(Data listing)
-=-=-
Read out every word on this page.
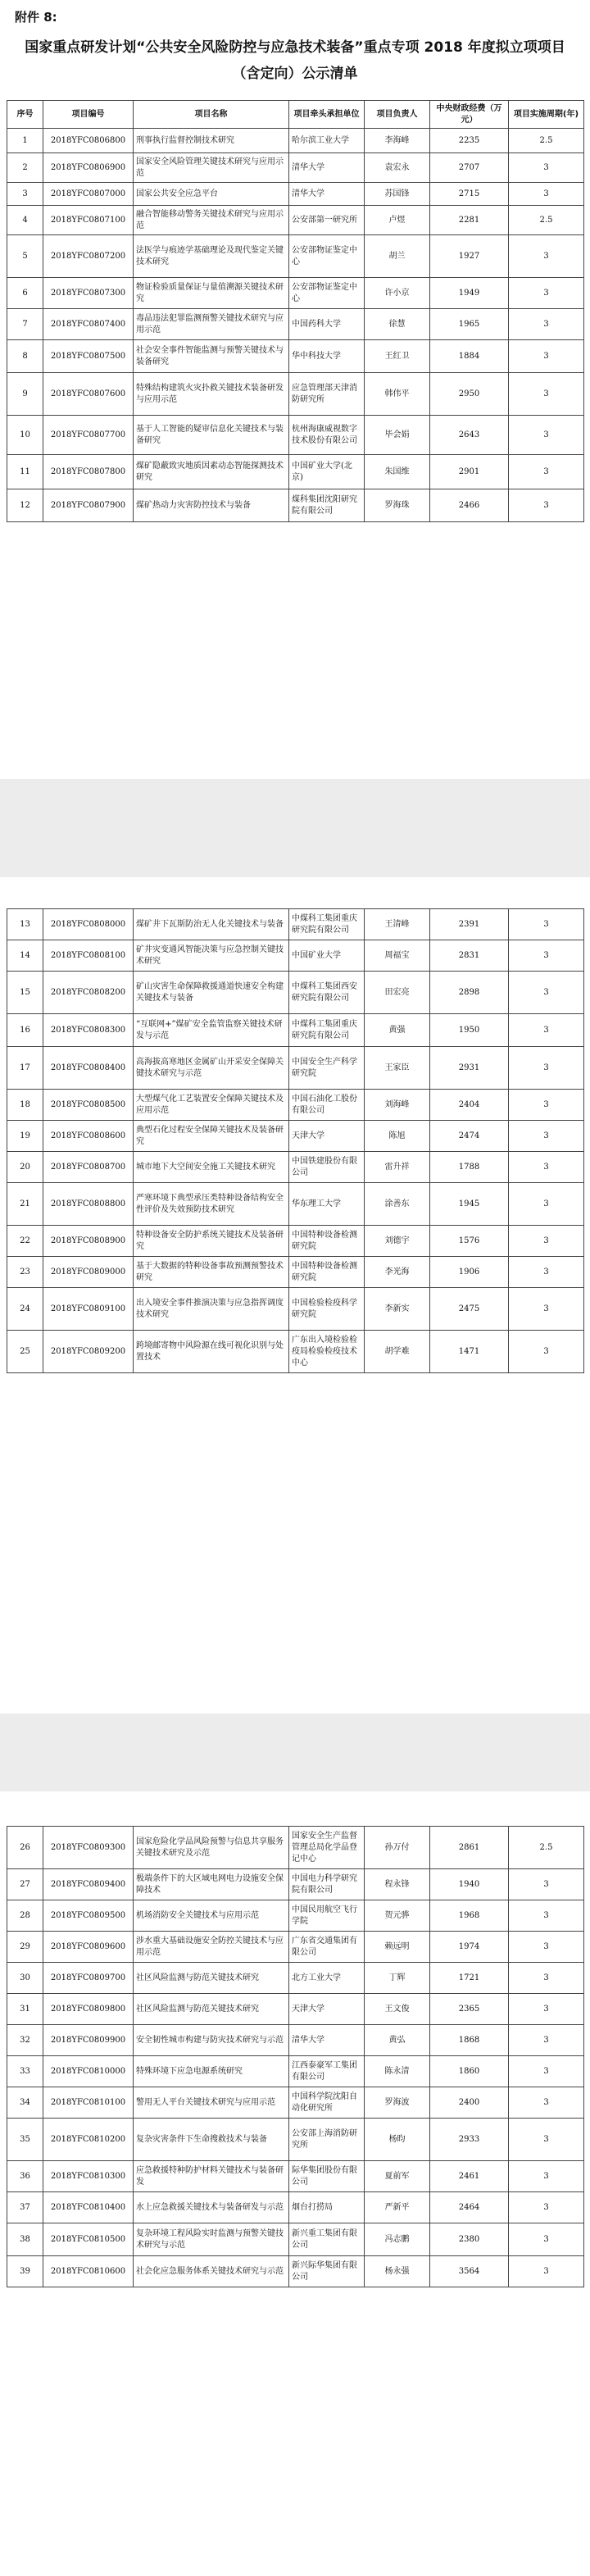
附件 8:
国家重点研发计划“公共安全风险防控与应急技术装备”重点专项 2018 年度拟立项项目（含定向）公示清单
序号	项目编号	项目名称	项目牵头承担单位	项目负责人	中央财政经费（万元）	项目实施周期(年)
1	2018YFC0806800	刑事执行监督控制技术研究	哈尔滨工业大学	李海峰	2235	2.5
2	2018YFC0806900	国家安全风险管理关键技术研究与应用示范	清华大学	袁宏永	2707	3
3	2018YFC0807000	国家公共安全应急平台	清华大学	苏国锋	2715	3
4	2018YFC0807100	融合智能移动警务关键技术研究与应用示范	公安部第一研究所	卢煜	2281	2.5
5	2018YFC0807200	法医学与痕迹学基础理论及现代鉴定关键技术研究	公安部物证鉴定中心	胡兰	1927	3
6	2018YFC0807300	物证检验质量保证与量值溯源关键技术研究	公安部物证鉴定中心	许小京	1949	3
7	2018YFC0807400	毒品违法犯罪监测预警关键技术研究与应用示范	中国药科大学	徐慧	1965	3
8	2018YFC0807500	社会安全事件智能监测与预警关键技术与装备研究	华中科技大学	王红卫	1884	3
9	2018YFC0807600	特殊结构建筑火灾扑救关键技术装备研发与应用示范	应急管理部天津消防研究所	韩伟平	2950	3
10	2018YFC0807700	基于人工智能的疑审信息化关键技术与装备研究	杭州海康威视数字技术股份有限公司	毕会娟	2643	3
11	2018YFC0807800	煤矿隐蔽致灾地质因素动态智能探测技术研究	中国矿业大学(北京)	朱国维	2901	3
12	2018YFC0807900	煤矿热动力灾害防控技术与装备	煤科集团沈阳研究院有限公司	罗海珠	2466	3
13	2018YFC0808000	煤矿井下瓦斯防治无人化关键技术与装备	中煤科工集团重庆研究院有限公司	王清峰	2391	3
14	2018YFC0808100	矿井灾变通风智能决策与应急控制关键技术研究	中国矿业大学	周福宝	2831	3
15	2018YFC0808200	矿山灾害生命保障救援通道快速安全构建关键技术与装备	中煤科工集团西安研究院有限公司	田宏亮	2898	3
16	2018YFC0808300	“互联网+”煤矿安全监管监察关键技术研发与示范	中煤科工集团重庆研究院有限公司	黄强	1950	3
17	2018YFC0808400	高海拔高寒地区金属矿山开采安全保障关键技术研究与示范	中国安全生产科学研究院	王家臣	2931	3
18	2018YFC0808500	大型煤气化工艺装置安全保障关键技术及应用示范	中国石油化工股份有限公司	刘海峰	2404	3
19	2018YFC0808600	典型石化过程安全保障关键技术及装备研究	天津大学	陈旭	2474	3
20	2018YFC0808700	城市地下大空间安全施工关键技术研究	中国铁建股份有限公司	雷升祥	1788	3
21	2018YFC0808800	严寒环境下典型承压类特种设备结构安全性评价及失效预防技术研究	华东理工大学	涂善东	1945	3
22	2018YFC0808900	特种设备安全防护系统关键技术及装备研究	中国特种设备检测研究院	刘德宇	1576	3
23	2018YFC0809000	基于大数据的特种设备事故预测预警技术研究	中国特种设备检测研究院	李光海	1906	3
24	2018YFC0809100	出入境安全事件推演决策与应急指挥调度技术研究	中国检验检疫科学研究院	李新实	2475	3
25	2018YFC0809200	跨境邮寄物中风险源在线可视化识别与处置技术	广东出入境检验检疫局检验检疫技术中心	胡学难	1471	3
26	2018YFC0809300	国家危险化学品风险预警与信息共享服务关键技术研究及示范	国家安全生产监督管理总局化学品登记中心	孙万付	2861	2.5
27	2018YFC0809400	极端条件下的大区域电网电力设施安全保障技术	中国电力科学研究院有限公司	程永锋	1940	3
28	2018YFC0809500	机场消防安全关键技术与应用示范	中国民用航空飞行学院	贺元骅	1968	3
29	2018YFC0809600	涉水重大基础设施安全防控关键技术与应用示范	广东省交通集团有限公司	赖远明	1974	3
30	2018YFC0809700	社区风险监测与防范关键技术研究	北方工业大学	丁辉	1721	3
31	2018YFC0809800	社区风险监测与防范关键技术研究	天津大学	王文俊	2365	3
32	2018YFC0809900	安全韧性城市构建与防灾技术研究与示范	清华大学	黄弘	1868	3
33	2018YFC0810000	特殊环境下应急电源系统研究	江西泰豪军工集团有限公司	陈永清	1860	3
34	2018YFC0810100	警用无人平台关键技术研究与应用示范	中国科学院沈阳自动化研究所	罗海波	2400	3
35	2018YFC0810200	复杂灾害条件下生命搜救技术与装备	公安部上海消防研究所	杨昀	2933	3
36	2018YFC0810300	应急救援特种防护材料关键技术与装备研发	际华集团股份有限公司	夏前军	2461	3
37	2018YFC0810400	水上应急救援关键技术与装备研发与示范	烟台打捞局	严新平	2464	3
38	2018YFC0810500	复杂环境工程风险实时监测与预警关键技术研究与示范	新兴重工集团有限公司	冯志鹏	2380	3
39	2018YFC0810600	社会化应急服务体系关键技术研究与示范	新兴际华集团有限公司	杨永强	3564	3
-=-=-
-- Challenge --
Pull out every line of the entries that includes the word "天津大学".

-- Written solution --
19	2018YFC0808600	典型石化过程安全保障关键技术及装备研究	天津大学	陈旭	2474	3
31	2018YFC0809800	社区风险监测与防范关键技术研究	天津大学	王文俊	2365	3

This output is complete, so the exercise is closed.